## 取り組む課題
a. 感謝についての文章から、「その結果、感謝を示す側は、受」を含む箇所で始め、「る可能性があるということだ。」で終わる部分をそのまま書き写してください。
b. 感謝についての文章で紹介された一連の研究では、被験者は手紙の受け手の感じ方を予測しました。その予測の対象となった感じ方を、すべて挙げてください。
c. 感謝についての文章によると、母親から感謝された新生児集中治療室(NICU)のチームには、どのような変化が起きましたか。

## 提示文
• • • •
リーダーが感謝を示すべき理由
●感謝を示すインパクトを過小評価してはいけない
感謝の気持ちを表しても、従業員にもたらす効果はほとんどないと考えるマネジャーもいるかもしれない。しかしながら、その認識は間違っていることを研究が示している。
たとえば、ある一連の研究では、被験者に感謝の気持ちを示す手紙を書いてもらい、さらに、その手紙を受け取った人がどのくらい驚き、喜び、あるいは気まずく思うのか予測してもらった。そのうえで、感謝の手紙を受け取った人に対して、実際にどのように感じたか尋ねた。
その結果、感謝を示す側は、受け手側が好意的な反応をする可能性を実際よりも著しく低く見積もる一方、気まずく感じる可能性を高く見積もっていることが明らかになった。ここで重要なのは、感謝を示す側の間違った期待が、感謝の気持ちを表現する意欲の低さと関連していた点だ。
さらに、感謝の気持ちを受け取ることは、仕事に対するエンゲージメントやパフォーマンスの向上と関連している。たとえば、母親から感謝された新生児集中治療室(NICU)のチームは、より多くの情報を共有するようになり、チームのパフォーマンス向上につながったという。
別の研究では、チームメンバーに感謝する理由を考えるよう促されたチームは、他のメンバーのアイデアをより真剣に検討し、他者のアイデアを徹底的に取り込むようになり、チームの創造性が高まることがわかった。
また、誰かが感謝されている様子を目にすると、感謝を示した人をもっと手助けするようになるという。つまり、感謝を示すことの恩恵はめぐりめぐって、感謝を示したリーダーに返ってくる可能性があるということだ。
• • • •
構造化されたページ解析データ:
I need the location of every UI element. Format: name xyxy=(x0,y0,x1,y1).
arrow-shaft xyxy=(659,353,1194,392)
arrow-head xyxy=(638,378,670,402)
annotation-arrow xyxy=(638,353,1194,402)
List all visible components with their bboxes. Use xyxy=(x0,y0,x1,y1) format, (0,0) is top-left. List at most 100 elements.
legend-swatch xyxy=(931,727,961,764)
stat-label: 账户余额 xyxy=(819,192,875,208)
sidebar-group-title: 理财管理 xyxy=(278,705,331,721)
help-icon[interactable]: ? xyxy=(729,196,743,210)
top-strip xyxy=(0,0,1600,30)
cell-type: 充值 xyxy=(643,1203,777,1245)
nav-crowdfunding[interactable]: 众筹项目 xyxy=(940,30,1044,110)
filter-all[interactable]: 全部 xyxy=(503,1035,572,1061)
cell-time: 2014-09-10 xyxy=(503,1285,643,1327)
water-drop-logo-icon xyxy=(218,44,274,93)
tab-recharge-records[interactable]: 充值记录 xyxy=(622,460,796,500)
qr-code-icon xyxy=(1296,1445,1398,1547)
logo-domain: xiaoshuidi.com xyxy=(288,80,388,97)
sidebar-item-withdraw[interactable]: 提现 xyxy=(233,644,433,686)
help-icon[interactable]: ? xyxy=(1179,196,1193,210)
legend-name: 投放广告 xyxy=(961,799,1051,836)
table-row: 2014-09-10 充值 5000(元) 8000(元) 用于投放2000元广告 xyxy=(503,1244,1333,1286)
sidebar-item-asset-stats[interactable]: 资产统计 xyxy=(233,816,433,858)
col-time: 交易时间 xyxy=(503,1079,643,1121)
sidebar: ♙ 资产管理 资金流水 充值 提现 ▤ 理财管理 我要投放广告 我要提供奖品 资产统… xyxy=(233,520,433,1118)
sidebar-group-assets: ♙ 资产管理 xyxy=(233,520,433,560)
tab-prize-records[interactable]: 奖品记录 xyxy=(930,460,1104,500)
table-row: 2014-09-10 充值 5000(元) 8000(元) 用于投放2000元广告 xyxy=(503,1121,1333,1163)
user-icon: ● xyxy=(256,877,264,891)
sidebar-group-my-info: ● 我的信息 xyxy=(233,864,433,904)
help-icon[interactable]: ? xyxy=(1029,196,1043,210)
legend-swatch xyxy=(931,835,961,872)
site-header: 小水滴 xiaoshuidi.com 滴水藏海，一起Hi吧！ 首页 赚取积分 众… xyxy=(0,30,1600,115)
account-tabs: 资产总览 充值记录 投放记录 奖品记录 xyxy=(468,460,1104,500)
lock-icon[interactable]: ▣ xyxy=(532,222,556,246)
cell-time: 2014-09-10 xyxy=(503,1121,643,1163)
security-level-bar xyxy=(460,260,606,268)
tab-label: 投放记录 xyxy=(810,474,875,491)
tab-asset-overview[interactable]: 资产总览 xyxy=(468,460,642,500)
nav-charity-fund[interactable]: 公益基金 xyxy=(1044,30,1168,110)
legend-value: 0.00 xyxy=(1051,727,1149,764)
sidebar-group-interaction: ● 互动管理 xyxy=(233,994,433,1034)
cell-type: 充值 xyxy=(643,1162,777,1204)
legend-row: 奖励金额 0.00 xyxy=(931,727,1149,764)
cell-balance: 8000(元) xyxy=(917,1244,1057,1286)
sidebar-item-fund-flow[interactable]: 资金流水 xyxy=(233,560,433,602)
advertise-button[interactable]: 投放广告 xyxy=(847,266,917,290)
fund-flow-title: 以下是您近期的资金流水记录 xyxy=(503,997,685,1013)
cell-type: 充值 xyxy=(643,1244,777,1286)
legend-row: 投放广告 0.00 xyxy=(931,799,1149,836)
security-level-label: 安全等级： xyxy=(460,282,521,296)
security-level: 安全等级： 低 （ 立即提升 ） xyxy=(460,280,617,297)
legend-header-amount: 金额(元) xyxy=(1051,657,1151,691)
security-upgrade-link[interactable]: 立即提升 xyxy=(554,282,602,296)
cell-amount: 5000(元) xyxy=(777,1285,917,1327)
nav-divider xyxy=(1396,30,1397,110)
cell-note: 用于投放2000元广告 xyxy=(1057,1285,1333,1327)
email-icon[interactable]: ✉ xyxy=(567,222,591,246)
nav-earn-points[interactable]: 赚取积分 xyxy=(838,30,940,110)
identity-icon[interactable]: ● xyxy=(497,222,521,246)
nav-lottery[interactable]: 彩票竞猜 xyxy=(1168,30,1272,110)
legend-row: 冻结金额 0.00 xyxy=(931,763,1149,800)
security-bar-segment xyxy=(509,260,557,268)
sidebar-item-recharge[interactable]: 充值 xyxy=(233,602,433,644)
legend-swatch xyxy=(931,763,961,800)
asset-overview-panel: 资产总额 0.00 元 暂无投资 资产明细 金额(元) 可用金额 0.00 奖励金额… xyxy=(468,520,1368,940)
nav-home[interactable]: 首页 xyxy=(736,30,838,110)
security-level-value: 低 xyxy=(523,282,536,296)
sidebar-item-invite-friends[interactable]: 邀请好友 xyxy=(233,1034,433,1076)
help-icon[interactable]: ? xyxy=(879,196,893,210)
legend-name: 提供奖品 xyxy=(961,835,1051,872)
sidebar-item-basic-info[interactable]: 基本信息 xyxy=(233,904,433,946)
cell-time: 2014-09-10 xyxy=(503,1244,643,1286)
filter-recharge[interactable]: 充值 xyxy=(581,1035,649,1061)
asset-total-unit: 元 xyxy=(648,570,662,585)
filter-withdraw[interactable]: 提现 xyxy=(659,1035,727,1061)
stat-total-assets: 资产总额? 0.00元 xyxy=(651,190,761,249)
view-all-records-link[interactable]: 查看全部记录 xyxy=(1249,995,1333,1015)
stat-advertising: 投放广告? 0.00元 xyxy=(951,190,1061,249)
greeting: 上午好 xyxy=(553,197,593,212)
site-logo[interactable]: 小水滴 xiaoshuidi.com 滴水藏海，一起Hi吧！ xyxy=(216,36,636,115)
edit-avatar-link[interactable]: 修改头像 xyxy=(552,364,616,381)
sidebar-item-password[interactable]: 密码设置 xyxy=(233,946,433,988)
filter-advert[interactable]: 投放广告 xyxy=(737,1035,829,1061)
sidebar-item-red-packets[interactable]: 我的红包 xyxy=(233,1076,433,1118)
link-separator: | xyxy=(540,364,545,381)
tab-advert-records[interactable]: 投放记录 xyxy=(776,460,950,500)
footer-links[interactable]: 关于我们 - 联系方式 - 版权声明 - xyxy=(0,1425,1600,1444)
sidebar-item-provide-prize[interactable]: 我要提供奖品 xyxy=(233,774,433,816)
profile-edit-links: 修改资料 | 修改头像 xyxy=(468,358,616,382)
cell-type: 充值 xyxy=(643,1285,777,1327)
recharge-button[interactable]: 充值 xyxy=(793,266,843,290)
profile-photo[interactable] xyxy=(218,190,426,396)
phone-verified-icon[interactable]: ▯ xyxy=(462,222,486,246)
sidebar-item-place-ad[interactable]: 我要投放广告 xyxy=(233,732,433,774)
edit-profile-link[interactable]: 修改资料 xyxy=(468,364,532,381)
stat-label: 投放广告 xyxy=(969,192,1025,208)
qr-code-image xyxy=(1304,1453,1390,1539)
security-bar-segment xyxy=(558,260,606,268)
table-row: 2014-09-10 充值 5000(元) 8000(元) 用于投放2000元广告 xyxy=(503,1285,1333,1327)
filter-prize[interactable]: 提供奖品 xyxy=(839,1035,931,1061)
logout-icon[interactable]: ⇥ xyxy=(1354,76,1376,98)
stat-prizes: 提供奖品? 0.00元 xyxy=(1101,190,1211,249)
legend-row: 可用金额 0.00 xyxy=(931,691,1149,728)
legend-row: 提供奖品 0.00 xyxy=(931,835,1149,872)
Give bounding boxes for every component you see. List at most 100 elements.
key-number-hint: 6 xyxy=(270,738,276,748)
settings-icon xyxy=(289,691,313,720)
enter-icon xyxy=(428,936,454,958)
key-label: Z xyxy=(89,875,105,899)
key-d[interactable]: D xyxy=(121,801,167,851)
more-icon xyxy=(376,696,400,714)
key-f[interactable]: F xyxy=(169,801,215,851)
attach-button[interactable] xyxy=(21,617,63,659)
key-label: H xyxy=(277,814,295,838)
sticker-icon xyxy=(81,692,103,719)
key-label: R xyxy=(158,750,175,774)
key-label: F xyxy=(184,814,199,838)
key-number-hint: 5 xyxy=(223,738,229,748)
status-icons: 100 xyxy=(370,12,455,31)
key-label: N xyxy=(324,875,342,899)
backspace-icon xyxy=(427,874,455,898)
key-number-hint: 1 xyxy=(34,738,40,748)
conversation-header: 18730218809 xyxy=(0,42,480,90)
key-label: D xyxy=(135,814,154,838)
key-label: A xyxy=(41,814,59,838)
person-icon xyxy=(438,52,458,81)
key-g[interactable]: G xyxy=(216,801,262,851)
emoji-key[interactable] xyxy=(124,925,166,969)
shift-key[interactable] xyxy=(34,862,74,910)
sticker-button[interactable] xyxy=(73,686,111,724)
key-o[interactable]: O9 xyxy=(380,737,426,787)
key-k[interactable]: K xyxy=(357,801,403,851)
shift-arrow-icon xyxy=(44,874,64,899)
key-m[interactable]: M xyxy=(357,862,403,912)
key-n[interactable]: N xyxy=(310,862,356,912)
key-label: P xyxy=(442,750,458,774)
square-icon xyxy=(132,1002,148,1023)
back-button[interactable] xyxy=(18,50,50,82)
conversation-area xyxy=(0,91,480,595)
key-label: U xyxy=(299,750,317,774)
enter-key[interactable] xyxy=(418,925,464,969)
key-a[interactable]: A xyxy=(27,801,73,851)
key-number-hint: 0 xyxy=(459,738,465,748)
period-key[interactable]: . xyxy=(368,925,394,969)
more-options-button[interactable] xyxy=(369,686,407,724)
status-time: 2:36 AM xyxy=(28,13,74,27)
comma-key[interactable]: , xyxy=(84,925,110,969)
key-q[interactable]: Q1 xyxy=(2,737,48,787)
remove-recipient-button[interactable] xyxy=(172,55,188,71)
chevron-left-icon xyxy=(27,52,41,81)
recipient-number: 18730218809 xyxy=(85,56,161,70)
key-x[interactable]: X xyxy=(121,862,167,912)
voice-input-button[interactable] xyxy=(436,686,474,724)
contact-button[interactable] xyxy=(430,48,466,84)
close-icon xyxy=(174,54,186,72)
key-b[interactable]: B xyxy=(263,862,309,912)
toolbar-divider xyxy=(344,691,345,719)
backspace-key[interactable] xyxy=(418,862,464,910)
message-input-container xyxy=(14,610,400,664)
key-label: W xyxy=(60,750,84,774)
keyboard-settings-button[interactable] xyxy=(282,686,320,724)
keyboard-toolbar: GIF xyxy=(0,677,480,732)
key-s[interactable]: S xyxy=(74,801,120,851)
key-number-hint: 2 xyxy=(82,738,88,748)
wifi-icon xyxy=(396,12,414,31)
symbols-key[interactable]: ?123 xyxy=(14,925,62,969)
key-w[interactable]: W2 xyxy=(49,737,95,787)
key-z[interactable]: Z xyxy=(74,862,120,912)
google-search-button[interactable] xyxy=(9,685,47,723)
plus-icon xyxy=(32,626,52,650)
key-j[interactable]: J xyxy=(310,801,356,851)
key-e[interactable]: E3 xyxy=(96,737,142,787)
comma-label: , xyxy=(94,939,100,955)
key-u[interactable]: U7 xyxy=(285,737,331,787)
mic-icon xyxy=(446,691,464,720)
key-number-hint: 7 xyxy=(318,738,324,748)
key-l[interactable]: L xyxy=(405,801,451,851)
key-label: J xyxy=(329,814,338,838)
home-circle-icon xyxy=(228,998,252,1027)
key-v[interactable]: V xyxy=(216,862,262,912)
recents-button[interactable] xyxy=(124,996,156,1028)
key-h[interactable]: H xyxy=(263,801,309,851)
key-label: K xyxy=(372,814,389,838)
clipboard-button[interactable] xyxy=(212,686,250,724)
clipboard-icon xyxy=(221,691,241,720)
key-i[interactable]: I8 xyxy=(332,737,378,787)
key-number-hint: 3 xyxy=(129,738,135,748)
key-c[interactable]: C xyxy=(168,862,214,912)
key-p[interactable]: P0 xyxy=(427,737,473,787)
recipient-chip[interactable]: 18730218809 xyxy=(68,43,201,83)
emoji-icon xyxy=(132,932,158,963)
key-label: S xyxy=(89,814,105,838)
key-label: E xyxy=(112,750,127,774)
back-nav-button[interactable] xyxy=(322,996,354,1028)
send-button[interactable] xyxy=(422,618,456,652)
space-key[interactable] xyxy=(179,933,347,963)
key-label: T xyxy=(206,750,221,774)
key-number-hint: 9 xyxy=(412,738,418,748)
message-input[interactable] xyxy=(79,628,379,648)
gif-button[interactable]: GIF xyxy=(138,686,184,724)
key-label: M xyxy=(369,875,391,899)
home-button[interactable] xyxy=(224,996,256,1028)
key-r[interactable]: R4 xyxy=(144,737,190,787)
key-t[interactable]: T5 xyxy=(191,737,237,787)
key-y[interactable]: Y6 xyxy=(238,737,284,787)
• • • •
## 解答
a.
その結果、感謝を示す側は、受け手側が好意的な反応をする可能性を実際よりも著しく低く見積もる一方、気まずく感じる可能性を高く見積もっていることが明らかになった。ここで重要なのは、感謝を示す側の間違った期待が、感謝の気持ちを表現する意欲の低さと関連していた点だ。
さらに、感謝の気持ちを受け取ることは、仕事に対するエンゲージメントやパフォーマンスの向上と関連している。たとえば、母親から感謝された新生児集中治療室(NICU)のチームは、より多くの情報を共有するようになり、チームのパフォーマンス向上につながったという。
別の研究では、チームメンバーに感謝する理由を考えるよう促されたチームは、他のメンバーのアイデアをより真剣に検討し、他者のアイデアを徹底的に取り込むようになり、チームの創造性が高まることがわかった。
また、誰かが感謝されている様子を目にすると、感謝を示した人をもっと手助けするようになるという。つまり、感謝を示すことの恩恵はめぐりめぐって、感謝を示したリーダーに返ってくる可能性があるということだ。

b. 驚き、喜び、気まずさ

c. より多くの情報を共有するようになり、チームのパフォーマンス向上につながりました。